**EXERCISE GOAL**
Using the data below, tally the lines that include the string "dead". Only the number is wanted.
------------------------------
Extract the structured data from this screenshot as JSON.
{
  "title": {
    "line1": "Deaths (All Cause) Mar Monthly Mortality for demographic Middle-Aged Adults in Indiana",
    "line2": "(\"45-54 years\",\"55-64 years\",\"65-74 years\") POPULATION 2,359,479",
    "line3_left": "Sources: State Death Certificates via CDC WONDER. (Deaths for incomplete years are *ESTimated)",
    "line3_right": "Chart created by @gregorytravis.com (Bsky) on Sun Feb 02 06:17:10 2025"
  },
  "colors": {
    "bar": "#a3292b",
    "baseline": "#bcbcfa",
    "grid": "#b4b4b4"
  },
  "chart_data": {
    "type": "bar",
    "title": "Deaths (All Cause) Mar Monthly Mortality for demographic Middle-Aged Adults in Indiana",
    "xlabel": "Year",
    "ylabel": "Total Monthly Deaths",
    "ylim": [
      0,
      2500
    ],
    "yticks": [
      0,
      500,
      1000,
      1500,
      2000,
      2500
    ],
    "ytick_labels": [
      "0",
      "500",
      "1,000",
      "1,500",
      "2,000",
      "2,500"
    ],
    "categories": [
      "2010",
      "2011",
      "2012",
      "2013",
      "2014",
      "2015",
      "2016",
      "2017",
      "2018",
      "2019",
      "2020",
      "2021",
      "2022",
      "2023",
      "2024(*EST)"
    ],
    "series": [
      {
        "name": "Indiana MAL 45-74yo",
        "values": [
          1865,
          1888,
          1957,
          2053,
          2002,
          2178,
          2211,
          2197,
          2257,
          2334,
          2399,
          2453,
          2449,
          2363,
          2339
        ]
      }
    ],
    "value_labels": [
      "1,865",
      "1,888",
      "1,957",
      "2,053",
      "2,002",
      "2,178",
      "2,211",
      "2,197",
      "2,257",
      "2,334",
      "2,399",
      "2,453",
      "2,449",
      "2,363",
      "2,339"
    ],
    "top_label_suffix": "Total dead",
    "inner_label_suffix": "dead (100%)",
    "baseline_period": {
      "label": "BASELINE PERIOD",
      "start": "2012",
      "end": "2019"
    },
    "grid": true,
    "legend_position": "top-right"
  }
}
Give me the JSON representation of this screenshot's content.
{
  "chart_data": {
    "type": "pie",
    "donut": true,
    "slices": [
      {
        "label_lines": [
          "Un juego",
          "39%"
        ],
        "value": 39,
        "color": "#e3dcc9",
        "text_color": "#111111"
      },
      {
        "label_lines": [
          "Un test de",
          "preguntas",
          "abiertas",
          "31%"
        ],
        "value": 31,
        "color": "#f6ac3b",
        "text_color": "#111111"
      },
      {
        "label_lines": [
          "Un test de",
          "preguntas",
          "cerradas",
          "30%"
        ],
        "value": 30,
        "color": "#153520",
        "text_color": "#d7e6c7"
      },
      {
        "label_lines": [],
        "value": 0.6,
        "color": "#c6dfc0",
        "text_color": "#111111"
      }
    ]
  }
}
------------------------------
**SOLUTION TO THE EXERCISE**
2